Records from a data collection
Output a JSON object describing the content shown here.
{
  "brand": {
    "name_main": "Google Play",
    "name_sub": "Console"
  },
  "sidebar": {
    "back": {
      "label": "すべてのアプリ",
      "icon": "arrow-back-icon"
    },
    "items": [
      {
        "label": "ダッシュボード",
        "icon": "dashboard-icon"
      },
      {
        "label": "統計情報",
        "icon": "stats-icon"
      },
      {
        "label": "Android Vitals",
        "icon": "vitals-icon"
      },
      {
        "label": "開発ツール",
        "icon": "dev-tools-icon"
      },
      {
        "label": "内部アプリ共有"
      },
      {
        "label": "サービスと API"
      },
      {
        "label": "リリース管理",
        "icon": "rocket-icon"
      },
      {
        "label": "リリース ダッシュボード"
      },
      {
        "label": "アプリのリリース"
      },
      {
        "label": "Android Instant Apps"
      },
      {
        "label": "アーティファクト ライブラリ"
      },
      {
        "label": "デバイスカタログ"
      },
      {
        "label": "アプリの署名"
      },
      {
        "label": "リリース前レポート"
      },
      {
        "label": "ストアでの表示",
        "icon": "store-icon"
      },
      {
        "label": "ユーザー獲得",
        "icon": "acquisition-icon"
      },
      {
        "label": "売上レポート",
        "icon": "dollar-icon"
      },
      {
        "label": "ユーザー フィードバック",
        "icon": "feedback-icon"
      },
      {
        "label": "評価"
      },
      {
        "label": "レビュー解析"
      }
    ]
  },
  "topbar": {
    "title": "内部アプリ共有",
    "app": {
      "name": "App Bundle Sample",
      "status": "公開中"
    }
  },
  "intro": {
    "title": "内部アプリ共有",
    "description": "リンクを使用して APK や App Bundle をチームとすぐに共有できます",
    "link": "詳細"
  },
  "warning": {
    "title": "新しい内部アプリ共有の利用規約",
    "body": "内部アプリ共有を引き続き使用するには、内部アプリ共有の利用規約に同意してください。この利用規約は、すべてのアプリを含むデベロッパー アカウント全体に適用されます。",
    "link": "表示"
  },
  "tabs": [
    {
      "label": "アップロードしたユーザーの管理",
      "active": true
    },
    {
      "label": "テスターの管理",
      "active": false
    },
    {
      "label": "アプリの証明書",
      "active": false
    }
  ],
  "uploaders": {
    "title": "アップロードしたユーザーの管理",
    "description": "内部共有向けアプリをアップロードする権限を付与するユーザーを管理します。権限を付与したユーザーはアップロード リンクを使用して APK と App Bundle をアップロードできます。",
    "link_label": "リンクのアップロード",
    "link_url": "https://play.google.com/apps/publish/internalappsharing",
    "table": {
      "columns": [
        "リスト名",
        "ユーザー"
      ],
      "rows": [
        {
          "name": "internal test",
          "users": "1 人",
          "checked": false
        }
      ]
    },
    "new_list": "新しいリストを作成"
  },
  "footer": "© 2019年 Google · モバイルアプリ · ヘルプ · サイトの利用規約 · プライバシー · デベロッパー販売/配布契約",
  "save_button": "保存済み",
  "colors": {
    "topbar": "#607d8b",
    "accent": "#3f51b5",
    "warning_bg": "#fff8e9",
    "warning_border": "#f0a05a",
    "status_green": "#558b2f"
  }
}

Direction:
Search the material above for "アップロードしたユーザーの管理". Pull out each line where it shows up.

Task response:
      "label": "アップロードしたユーザーの管理",
    "title": "アップロードしたユーザーの管理",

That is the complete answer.